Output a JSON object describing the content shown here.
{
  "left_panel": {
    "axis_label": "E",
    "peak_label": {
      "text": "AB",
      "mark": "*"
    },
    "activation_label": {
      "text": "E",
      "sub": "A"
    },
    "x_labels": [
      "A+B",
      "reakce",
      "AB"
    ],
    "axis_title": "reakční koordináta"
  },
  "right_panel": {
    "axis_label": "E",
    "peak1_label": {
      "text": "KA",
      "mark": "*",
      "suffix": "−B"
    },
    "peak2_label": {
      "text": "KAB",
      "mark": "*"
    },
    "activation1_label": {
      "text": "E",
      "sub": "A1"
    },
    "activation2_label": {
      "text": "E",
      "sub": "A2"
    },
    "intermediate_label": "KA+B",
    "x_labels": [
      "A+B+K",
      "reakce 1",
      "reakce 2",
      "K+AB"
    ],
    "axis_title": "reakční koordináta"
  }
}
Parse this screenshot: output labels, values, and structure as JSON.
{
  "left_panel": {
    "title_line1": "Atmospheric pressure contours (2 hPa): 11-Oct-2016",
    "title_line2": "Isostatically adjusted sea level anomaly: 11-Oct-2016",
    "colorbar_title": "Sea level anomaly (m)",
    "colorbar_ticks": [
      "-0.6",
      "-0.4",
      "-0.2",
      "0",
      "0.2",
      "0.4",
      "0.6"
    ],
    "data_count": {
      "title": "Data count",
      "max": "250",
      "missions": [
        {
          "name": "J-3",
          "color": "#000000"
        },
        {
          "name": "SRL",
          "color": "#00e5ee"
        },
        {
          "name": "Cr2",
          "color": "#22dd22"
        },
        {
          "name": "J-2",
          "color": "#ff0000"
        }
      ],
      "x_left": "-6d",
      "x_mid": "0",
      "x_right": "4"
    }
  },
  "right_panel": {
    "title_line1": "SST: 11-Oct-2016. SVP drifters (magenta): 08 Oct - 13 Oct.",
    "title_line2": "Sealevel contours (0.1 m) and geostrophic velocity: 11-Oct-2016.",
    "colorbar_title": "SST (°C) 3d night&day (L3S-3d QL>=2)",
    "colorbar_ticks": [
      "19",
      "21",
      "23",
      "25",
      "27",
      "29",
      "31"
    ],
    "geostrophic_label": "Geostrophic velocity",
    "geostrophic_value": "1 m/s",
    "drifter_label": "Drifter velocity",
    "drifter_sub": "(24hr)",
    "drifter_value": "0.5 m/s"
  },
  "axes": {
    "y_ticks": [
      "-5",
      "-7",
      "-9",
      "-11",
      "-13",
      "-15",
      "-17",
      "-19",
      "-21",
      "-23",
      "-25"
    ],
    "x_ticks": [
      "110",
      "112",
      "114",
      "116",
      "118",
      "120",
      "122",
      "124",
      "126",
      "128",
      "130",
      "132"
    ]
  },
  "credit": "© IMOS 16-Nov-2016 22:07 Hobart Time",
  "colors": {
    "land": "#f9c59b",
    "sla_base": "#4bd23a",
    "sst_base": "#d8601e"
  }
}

◇ ◇ ◇ ◇

| Set problem |
Show the lines of the material that contain the word "JSON".

| Solution to this exercise |
Output a JSON object describing the content shown here.
Parse this screenshot: output labels, values, and structure as JSON.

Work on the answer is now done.